**EXERCISE REQUIREMENTS**. Of all the lines in the material below, how many include the string "triangle"? Give the number only.

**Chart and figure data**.
"""
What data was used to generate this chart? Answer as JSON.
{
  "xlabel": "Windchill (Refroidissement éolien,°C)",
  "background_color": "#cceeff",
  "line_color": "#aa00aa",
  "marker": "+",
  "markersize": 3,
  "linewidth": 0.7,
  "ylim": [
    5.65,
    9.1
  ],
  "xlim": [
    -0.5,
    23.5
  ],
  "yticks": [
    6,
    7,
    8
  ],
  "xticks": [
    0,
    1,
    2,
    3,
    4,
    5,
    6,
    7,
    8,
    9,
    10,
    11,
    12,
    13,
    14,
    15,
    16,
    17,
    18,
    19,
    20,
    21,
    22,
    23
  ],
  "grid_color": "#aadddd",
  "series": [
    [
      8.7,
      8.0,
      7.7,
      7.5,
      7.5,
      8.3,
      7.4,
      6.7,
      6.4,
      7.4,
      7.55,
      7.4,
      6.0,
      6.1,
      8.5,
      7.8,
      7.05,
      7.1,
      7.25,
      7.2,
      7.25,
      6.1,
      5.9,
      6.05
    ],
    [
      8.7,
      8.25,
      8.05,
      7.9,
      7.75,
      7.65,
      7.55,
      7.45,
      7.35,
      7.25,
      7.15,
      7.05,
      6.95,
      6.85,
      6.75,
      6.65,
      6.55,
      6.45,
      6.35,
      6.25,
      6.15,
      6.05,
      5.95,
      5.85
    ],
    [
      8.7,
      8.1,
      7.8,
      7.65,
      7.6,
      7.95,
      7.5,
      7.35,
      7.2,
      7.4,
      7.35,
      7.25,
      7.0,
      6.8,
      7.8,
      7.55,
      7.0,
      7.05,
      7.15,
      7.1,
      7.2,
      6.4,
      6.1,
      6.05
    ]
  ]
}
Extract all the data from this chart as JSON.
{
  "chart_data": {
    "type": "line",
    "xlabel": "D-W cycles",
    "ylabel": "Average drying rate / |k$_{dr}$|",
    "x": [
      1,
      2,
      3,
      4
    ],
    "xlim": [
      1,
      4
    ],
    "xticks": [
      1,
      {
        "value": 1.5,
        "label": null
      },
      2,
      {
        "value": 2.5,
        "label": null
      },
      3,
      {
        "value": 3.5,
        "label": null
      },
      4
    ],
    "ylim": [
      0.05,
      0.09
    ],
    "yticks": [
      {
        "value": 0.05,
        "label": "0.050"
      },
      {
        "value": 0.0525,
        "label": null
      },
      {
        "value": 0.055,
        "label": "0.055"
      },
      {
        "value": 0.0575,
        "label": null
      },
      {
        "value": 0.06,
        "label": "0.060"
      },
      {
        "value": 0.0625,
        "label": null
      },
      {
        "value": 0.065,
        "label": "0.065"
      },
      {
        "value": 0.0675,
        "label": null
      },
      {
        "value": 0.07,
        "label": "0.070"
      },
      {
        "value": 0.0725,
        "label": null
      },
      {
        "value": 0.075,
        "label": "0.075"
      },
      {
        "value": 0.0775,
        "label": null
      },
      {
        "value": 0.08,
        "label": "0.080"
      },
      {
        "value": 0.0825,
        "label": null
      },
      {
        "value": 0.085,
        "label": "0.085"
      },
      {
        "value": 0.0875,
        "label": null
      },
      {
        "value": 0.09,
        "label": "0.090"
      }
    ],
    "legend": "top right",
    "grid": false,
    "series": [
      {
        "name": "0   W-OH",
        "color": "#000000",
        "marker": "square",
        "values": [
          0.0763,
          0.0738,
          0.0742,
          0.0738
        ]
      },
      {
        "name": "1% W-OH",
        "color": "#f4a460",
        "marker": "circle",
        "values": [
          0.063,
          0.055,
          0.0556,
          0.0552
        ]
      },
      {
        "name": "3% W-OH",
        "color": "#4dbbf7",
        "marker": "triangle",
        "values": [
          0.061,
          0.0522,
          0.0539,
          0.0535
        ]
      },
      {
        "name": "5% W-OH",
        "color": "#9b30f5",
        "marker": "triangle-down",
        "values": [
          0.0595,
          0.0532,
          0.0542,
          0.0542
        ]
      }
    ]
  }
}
"""
**TASK RESULT**. 2